▶ [What is required]: Please reproduce every one of the rows below word for word, changing no character.

▶ [Task input]:
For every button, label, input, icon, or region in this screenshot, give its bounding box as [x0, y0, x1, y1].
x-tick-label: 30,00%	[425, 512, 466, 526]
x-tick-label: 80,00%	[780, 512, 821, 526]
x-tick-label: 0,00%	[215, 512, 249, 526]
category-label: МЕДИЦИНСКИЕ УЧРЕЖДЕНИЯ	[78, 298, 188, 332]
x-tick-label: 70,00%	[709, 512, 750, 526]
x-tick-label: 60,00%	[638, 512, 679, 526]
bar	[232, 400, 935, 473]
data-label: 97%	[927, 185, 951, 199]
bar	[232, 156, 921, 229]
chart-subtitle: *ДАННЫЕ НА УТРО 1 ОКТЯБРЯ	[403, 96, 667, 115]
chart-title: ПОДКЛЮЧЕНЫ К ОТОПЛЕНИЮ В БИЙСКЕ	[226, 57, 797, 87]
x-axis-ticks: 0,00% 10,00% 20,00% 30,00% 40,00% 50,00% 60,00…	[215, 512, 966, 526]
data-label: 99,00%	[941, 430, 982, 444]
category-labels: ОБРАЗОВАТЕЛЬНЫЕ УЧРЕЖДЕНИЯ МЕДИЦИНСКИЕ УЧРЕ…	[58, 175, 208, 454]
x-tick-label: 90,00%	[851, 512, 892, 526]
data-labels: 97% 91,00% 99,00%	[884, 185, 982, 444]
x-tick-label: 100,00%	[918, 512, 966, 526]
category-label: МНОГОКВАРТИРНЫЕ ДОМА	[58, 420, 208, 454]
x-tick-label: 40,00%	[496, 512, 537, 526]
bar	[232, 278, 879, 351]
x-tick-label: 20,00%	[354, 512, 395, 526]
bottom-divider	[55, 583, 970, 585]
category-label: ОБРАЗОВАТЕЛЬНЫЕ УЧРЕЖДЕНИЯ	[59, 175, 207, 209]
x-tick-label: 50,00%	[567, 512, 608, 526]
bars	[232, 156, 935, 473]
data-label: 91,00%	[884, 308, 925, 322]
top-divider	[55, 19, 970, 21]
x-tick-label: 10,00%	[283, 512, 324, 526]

▶ [Solution to this task]:
For every button, label, input, icon, or region in this screenshot, give its bounding box as [x0, y0, x1, y1].
x-tick-label: 30,00%	[425, 512, 466, 526]
x-tick-label: 80,00%	[780, 512, 821, 526]
x-tick-label: 0,00%	[215, 512, 249, 526]
category-label: МЕДИЦИНСКИЕ УЧРЕЖДЕНИЯ	[78, 298, 188, 332]
x-tick-label: 70,00%	[709, 512, 750, 526]
x-tick-label: 60,00%	[638, 512, 679, 526]
bar	[232, 400, 935, 473]
data-label: 97%	[927, 185, 951, 199]
bar	[232, 156, 921, 229]
chart-subtitle: *ДАННЫЕ НА УТРО 1 ОКТЯБРЯ	[403, 96, 667, 115]
chart-title: ПОДКЛЮЧЕНЫ К ОТОПЛЕНИЮ В БИЙСКЕ	[226, 57, 797, 87]
x-axis-ticks: 0,00% 10,00% 20,00% 30,00% 40,00% 50,00% 60,00…	[215, 512, 966, 526]
data-label: 99,00%	[941, 430, 982, 444]
category-labels: ОБРАЗОВАТЕЛЬНЫЕ УЧРЕЖДЕНИЯ МЕДИЦИНСКИЕ УЧРЕ…	[58, 175, 208, 454]
x-tick-label: 90,00%	[851, 512, 892, 526]
data-labels: 97% 91,00% 99,00%	[884, 185, 982, 444]
x-tick-label: 100,00%	[918, 512, 966, 526]
category-label: МНОГОКВАРТИРНЫЕ ДОМА	[58, 420, 208, 454]
x-tick-label: 40,00%	[496, 512, 537, 526]
bar	[232, 278, 879, 351]
x-tick-label: 20,00%	[354, 512, 395, 526]
bottom-divider	[55, 583, 970, 585]
category-label: ОБРАЗОВАТЕЛЬНЫЕ УЧРЕЖДЕНИЯ	[59, 175, 207, 209]
x-tick-label: 50,00%	[567, 512, 608, 526]
bars	[232, 156, 935, 473]
data-label: 91,00%	[884, 308, 925, 322]
top-divider	[55, 19, 970, 21]
x-tick-label: 10,00%	[283, 512, 324, 526]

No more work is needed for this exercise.